What the task requires
In the entries below, find the lines with the word "name" and copy them.

**** Task inputs ****

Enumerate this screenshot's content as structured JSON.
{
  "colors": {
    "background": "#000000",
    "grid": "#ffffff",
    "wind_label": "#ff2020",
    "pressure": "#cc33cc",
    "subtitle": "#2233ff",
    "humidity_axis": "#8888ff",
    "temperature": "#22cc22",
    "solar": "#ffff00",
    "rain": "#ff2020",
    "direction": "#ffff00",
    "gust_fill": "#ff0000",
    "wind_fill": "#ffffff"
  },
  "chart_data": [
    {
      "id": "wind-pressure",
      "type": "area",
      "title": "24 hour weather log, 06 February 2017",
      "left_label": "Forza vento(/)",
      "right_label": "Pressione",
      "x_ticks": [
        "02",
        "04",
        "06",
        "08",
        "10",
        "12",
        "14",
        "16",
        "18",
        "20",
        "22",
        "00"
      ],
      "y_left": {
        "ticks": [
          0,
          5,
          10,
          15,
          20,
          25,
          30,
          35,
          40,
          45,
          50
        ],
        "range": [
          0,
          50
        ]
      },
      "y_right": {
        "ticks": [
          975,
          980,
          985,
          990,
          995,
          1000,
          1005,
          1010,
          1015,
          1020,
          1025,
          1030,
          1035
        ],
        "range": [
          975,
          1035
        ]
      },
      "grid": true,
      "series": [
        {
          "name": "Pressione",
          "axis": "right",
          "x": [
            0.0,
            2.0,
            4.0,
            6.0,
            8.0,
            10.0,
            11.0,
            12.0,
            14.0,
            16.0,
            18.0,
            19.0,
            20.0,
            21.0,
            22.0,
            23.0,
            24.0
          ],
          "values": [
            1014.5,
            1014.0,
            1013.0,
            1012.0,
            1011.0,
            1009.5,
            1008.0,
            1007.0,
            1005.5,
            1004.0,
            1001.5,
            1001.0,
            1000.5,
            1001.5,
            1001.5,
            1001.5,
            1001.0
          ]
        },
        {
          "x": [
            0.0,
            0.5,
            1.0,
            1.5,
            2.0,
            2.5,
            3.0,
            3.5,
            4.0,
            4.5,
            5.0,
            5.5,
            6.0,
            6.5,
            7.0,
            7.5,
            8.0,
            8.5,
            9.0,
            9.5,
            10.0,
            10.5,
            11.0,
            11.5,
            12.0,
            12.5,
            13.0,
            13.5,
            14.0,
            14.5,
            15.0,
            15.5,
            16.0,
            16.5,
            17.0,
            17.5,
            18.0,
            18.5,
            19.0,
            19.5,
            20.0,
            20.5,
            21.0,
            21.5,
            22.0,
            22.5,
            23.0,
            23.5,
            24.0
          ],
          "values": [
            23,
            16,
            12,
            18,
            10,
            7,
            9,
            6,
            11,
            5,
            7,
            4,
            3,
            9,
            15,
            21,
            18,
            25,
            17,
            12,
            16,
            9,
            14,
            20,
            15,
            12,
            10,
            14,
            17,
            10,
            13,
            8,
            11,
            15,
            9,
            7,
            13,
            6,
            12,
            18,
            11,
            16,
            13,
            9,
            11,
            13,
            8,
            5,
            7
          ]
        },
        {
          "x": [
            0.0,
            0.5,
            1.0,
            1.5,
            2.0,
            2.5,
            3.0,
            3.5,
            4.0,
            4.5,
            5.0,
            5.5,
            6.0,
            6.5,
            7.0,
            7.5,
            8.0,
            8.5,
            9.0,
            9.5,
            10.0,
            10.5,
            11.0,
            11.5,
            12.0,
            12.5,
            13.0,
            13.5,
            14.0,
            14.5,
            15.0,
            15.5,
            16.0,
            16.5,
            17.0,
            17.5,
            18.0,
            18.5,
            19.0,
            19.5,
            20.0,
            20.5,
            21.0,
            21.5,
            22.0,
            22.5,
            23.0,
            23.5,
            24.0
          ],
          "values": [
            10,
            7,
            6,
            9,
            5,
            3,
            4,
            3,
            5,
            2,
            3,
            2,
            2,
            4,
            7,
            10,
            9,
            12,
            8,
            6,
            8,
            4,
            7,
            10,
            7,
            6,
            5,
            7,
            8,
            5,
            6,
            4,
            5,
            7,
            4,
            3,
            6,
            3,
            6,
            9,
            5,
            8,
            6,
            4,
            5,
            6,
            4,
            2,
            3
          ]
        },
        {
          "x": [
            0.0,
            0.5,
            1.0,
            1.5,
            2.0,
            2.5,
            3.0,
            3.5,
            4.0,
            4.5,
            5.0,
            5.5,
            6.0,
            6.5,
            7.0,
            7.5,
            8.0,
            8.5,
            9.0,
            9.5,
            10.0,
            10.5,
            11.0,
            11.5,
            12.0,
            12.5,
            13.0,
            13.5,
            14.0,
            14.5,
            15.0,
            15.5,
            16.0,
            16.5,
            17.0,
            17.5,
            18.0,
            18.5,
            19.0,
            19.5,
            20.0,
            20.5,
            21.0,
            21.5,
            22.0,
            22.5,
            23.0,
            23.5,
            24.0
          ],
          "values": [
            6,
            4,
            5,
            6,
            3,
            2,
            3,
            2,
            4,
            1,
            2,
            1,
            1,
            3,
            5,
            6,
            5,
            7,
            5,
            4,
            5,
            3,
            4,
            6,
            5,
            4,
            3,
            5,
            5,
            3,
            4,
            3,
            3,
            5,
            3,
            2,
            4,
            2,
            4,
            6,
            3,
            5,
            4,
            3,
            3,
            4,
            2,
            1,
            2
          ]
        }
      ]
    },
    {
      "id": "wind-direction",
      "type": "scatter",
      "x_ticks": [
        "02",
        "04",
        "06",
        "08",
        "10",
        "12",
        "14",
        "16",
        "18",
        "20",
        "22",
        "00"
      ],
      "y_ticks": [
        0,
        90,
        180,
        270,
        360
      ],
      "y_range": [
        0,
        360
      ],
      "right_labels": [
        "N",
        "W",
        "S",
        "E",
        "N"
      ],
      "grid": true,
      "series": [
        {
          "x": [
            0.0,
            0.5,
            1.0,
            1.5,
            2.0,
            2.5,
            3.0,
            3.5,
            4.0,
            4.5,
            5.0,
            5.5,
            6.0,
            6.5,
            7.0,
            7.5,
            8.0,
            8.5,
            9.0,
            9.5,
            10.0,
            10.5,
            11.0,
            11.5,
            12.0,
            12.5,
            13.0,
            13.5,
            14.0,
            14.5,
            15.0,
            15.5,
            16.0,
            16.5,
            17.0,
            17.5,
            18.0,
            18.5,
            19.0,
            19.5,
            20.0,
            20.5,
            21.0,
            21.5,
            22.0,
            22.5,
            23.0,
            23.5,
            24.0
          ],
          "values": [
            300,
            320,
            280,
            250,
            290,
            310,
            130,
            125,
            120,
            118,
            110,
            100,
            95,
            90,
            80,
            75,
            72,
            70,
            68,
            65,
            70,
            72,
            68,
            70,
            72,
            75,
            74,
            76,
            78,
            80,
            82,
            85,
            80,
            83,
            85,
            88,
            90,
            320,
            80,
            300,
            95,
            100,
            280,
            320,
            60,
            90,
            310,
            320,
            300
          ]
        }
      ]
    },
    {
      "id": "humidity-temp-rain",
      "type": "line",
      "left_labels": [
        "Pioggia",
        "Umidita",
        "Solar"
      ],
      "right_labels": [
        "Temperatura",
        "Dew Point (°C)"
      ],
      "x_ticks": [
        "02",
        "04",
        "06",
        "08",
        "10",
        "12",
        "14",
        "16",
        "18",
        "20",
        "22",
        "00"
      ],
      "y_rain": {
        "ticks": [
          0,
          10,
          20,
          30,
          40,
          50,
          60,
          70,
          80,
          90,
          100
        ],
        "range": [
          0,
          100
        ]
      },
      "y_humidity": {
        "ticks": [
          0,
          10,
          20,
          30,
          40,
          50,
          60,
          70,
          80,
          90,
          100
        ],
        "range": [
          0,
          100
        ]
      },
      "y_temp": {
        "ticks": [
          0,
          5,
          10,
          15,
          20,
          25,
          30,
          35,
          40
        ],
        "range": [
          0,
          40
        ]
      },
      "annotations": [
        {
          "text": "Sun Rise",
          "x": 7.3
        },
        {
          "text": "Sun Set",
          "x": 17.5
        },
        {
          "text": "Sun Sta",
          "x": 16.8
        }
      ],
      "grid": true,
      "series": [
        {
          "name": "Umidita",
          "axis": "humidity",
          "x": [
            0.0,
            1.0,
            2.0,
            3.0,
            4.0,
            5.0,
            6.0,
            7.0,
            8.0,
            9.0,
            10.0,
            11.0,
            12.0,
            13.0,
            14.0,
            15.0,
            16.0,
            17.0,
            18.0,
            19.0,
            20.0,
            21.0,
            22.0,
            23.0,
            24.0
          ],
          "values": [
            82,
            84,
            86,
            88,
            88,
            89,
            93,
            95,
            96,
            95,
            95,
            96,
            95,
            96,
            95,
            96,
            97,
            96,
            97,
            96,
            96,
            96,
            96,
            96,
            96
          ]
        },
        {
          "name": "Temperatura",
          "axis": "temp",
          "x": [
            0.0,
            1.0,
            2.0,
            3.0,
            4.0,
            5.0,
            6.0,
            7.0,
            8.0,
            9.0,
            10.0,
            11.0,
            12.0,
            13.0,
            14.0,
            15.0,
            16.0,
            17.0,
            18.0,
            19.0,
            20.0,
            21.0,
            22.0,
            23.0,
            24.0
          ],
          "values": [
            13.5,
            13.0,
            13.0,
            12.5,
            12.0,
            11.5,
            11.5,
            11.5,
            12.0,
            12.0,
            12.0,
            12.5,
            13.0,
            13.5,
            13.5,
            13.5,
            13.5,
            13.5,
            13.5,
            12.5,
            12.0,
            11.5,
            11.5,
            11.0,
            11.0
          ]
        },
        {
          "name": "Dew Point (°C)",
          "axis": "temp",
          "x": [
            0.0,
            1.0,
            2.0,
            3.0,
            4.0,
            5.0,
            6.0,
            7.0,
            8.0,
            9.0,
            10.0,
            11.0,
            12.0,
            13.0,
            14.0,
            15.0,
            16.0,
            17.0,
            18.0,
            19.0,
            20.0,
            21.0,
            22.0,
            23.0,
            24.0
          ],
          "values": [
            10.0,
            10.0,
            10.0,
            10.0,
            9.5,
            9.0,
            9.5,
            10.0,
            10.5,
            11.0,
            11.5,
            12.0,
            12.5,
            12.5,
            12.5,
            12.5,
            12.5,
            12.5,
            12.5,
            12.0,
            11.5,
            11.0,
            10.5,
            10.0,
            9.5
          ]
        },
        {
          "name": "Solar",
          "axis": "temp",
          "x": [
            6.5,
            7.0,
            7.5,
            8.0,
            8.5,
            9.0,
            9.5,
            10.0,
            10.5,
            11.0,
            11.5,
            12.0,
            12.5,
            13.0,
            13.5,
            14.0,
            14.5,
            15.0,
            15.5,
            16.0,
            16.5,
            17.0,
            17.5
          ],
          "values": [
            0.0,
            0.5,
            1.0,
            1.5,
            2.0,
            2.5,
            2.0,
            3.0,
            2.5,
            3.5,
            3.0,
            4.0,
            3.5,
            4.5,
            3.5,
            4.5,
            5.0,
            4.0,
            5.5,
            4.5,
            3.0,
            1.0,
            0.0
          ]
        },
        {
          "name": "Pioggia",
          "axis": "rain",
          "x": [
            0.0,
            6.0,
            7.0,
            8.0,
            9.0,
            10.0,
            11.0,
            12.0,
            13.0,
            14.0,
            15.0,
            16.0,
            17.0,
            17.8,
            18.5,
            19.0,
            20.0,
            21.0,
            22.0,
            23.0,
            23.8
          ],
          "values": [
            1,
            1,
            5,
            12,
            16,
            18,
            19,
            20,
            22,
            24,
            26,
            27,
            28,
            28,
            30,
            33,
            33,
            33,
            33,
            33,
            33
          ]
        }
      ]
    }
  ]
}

****

Reply
          "name": "Pressione",
          "name": "Umidita",
          "name": "Temperatura",
          "name": "Dew Point (°C)",
          "name": "Solar",
          "name": "Pioggia",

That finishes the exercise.